Data records:
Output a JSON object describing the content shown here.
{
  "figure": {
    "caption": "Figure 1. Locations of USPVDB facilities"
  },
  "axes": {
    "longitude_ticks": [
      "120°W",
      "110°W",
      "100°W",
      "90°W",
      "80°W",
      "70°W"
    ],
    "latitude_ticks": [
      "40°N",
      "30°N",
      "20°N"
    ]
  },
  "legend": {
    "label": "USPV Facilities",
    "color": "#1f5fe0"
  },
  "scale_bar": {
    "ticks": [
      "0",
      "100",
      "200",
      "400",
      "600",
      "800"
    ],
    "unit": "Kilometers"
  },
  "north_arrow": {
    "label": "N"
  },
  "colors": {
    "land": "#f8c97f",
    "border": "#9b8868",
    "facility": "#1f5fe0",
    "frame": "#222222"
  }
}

* * *

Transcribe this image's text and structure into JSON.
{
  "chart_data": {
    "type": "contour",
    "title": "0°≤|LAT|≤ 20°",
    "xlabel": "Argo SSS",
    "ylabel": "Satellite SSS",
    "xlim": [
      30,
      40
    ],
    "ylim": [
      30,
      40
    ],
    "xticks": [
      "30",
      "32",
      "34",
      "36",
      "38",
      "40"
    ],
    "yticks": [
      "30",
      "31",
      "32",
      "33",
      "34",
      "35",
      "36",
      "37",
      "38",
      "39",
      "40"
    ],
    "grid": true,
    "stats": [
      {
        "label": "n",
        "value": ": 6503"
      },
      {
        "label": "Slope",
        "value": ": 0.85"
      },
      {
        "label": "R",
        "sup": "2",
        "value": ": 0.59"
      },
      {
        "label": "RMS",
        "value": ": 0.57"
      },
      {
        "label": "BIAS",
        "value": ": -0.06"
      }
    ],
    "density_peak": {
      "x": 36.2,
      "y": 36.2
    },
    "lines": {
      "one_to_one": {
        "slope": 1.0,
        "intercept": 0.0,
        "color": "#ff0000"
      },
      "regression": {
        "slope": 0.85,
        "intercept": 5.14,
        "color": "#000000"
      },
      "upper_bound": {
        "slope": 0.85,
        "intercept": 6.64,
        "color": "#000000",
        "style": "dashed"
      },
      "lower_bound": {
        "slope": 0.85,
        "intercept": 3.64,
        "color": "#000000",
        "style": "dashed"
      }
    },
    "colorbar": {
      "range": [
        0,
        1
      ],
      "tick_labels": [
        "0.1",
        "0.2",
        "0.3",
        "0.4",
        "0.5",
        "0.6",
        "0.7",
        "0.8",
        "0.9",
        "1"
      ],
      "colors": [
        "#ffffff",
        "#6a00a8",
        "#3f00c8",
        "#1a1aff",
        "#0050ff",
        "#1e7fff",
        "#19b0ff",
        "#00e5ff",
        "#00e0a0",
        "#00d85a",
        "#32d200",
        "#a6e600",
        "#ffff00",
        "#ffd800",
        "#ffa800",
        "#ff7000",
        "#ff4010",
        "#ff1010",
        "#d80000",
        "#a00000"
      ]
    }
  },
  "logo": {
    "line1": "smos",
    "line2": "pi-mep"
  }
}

Task directions:
Identify each line in the records above that contains the word "intercept", and copy it out in full.

Result below:
        "intercept": 0.0,
        "intercept": 5.14,
        "intercept": 6.64,
        "intercept": 3.64,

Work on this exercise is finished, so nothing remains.